**Your instructions:** Print the complete set of entries exactly.

**Supplied information:**
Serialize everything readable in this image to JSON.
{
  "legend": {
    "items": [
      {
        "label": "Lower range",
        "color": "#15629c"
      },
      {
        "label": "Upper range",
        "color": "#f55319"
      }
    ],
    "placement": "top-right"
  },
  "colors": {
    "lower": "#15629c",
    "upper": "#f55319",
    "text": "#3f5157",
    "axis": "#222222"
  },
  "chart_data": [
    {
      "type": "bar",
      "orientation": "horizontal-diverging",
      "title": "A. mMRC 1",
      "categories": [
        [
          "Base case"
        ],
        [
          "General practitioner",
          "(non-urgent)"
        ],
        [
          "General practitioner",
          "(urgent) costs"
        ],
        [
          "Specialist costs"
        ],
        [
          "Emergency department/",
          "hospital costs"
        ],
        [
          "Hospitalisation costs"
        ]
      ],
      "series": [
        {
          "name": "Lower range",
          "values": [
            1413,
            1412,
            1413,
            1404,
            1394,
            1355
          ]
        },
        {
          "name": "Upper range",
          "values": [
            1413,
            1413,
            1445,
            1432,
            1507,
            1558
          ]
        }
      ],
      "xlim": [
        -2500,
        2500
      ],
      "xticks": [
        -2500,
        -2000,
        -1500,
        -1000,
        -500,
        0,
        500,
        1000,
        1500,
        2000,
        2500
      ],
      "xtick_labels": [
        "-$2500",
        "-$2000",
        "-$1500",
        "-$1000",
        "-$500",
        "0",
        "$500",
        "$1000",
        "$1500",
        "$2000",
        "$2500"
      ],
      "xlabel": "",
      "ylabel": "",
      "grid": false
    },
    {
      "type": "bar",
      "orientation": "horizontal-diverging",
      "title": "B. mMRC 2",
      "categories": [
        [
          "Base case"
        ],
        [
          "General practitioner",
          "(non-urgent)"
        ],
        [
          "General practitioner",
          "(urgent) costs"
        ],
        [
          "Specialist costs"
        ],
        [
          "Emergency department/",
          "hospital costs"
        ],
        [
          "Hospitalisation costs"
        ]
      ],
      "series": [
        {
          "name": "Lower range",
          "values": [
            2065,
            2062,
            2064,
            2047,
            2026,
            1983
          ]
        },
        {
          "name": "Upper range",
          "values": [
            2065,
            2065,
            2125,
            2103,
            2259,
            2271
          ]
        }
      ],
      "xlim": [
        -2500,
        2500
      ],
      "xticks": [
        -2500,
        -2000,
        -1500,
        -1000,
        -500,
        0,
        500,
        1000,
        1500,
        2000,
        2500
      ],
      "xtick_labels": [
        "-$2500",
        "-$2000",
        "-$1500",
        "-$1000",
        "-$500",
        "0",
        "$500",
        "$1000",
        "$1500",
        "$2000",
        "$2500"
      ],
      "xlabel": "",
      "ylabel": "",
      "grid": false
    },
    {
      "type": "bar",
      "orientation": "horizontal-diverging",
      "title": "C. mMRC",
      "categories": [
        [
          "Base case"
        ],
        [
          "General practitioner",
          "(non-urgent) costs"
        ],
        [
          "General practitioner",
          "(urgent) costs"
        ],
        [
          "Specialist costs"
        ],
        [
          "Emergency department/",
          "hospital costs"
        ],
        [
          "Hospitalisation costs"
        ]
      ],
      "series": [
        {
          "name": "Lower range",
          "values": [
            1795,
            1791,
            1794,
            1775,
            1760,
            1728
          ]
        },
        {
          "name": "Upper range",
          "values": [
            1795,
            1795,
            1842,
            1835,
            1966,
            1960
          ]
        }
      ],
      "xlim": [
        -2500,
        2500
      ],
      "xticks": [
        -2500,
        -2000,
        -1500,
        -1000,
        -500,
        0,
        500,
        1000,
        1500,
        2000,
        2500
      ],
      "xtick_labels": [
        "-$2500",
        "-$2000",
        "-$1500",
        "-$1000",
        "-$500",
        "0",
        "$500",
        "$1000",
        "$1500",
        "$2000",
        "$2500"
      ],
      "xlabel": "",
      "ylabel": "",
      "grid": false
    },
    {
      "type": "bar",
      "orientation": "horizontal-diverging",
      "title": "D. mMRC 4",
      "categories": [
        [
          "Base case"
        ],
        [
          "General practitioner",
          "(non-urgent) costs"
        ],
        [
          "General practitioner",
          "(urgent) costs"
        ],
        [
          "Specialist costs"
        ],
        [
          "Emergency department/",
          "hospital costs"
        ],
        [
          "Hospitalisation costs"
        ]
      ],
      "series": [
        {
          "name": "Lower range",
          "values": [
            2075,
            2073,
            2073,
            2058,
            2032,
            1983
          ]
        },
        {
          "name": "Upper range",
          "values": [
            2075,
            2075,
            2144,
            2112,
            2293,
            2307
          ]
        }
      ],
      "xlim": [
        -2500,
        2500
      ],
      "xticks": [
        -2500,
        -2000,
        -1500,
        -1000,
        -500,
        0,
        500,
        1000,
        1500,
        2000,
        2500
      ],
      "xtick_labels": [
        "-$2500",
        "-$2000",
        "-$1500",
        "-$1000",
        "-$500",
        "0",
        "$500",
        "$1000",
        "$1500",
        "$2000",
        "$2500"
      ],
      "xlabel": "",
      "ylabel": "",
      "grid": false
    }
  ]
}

**Result below:**
Serialize everything readable in this image to JSON.
{
  "legend": {
    "items": [
      {
        "label": "Lower range",
        "color": "#15629c"
      },
      {
        "label": "Upper range",
        "color": "#f55319"
      }
    ],
    "placement": "top-right"
  },
  "colors": {
    "lower": "#15629c",
    "upper": "#f55319",
    "text": "#3f5157",
    "axis": "#222222"
  },
  "chart_data": [
    {
      "type": "bar",
      "orientation": "horizontal-diverging",
      "title": "A. mMRC 1",
      "categories": [
        [
          "Base case"
        ],
        [
          "General practitioner",
          "(non-urgent)"
        ],
        [
          "General practitioner",
          "(urgent) costs"
        ],
        [
          "Specialist costs"
        ],
        [
          "Emergency department/",
          "hospital costs"
        ],
        [
          "Hospitalisation costs"
        ]
      ],
      "series": [
        {
          "name": "Lower range",
          "values": [
            1413,
            1412,
            1413,
            1404,
            1394,
            1355
          ]
        },
        {
          "name": "Upper range",
          "values": [
            1413,
            1413,
            1445,
            1432,
            1507,
            1558
          ]
        }
      ],
      "xlim": [
        -2500,
        2500
      ],
      "xticks": [
        -2500,
        -2000,
        -1500,
        -1000,
        -500,
        0,
        500,
        1000,
        1500,
        2000,
        2500
      ],
      "xtick_labels": [
        "-$2500",
        "-$2000",
        "-$1500",
        "-$1000",
        "-$500",
        "0",
        "$500",
        "$1000",
        "$1500",
        "$2000",
        "$2500"
      ],
      "xlabel": "",
      "ylabel": "",
      "grid": false
    },
    {
      "type": "bar",
      "orientation": "horizontal-diverging",
      "title": "B. mMRC 2",
      "categories": [
        [
          "Base case"
        ],
        [
          "General practitioner",
          "(non-urgent)"
        ],
        [
          "General practitioner",
          "(urgent) costs"
        ],
        [
          "Specialist costs"
        ],
        [
          "Emergency department/",
          "hospital costs"
        ],
        [
          "Hospitalisation costs"
        ]
      ],
      "series": [
        {
          "name": "Lower range",
          "values": [
            2065,
            2062,
            2064,
            2047,
            2026,
            1983
          ]
        },
        {
          "name": "Upper range",
          "values": [
            2065,
            2065,
            2125,
            2103,
            2259,
            2271
          ]
        }
      ],
      "xlim": [
        -2500,
        2500
      ],
      "xticks": [
        -2500,
        -2000,
        -1500,
        -1000,
        -500,
        0,
        500,
        1000,
        1500,
        2000,
        2500
      ],
      "xtick_labels": [
        "-$2500",
        "-$2000",
        "-$1500",
        "-$1000",
        "-$500",
        "0",
        "$500",
        "$1000",
        "$1500",
        "$2000",
        "$2500"
      ],
      "xlabel": "",
      "ylabel": "",
      "grid": false
    },
    {
      "type": "bar",
      "orientation": "horizontal-diverging",
      "title": "C. mMRC",
      "categories": [
        [
          "Base case"
        ],
        [
          "General practitioner",
          "(non-urgent) costs"
        ],
        [
          "General practitioner",
          "(urgent) costs"
        ],
        [
          "Specialist costs"
        ],
        [
          "Emergency department/",
          "hospital costs"
        ],
        [
          "Hospitalisation costs"
        ]
      ],
      "series": [
        {
          "name": "Lower range",
          "values": [
            1795,
            1791,
            1794,
            1775,
            1760,
            1728
          ]
        },
        {
          "name": "Upper range",
          "values": [
            1795,
            1795,
            1842,
            1835,
            1966,
            1960
          ]
        }
      ],
      "xlim": [
        -2500,
        2500
      ],
      "xticks": [
        -2500,
        -2000,
        -1500,
        -1000,
        -500,
        0,
        500,
        1000,
        1500,
        2000,
        2500
      ],
      "xtick_labels": [
        "-$2500",
        "-$2000",
        "-$1500",
        "-$1000",
        "-$500",
        "0",
        "$500",
        "$1000",
        "$1500",
        "$2000",
        "$2500"
      ],
      "xlabel": "",
      "ylabel": "",
      "grid": false
    },
    {
      "type": "bar",
      "orientation": "horizontal-diverging",
      "title": "D. mMRC 4",
      "categories": [
        [
          "Base case"
        ],
        [
          "General practitioner",
          "(non-urgent) costs"
        ],
        [
          "General practitioner",
          "(urgent) costs"
        ],
        [
          "Specialist costs"
        ],
        [
          "Emergency department/",
          "hospital costs"
        ],
        [
          "Hospitalisation costs"
        ]
      ],
      "series": [
        {
          "name": "Lower range",
          "values": [
            2075,
            2073,
            2073,
            2058,
            2032,
            1983
          ]
        },
        {
          "name": "Upper range",
          "values": [
            2075,
            2075,
            2144,
            2112,
            2293,
            2307
          ]
        }
      ],
      "xlim": [
        -2500,
        2500
      ],
      "xticks": [
        -2500,
        -2000,
        -1500,
        -1000,
        -500,
        0,
        500,
        1000,
        1500,
        2000,
        2500
      ],
      "xtick_labels": [
        "-$2500",
        "-$2000",
        "-$1500",
        "-$1000",
        "-$500",
        "0",
        "$500",
        "$1000",
        "$1500",
        "$2000",
        "$2500"
      ],
      "xlabel": "",
      "ylabel": "",
      "grid": false
    }
  ]
}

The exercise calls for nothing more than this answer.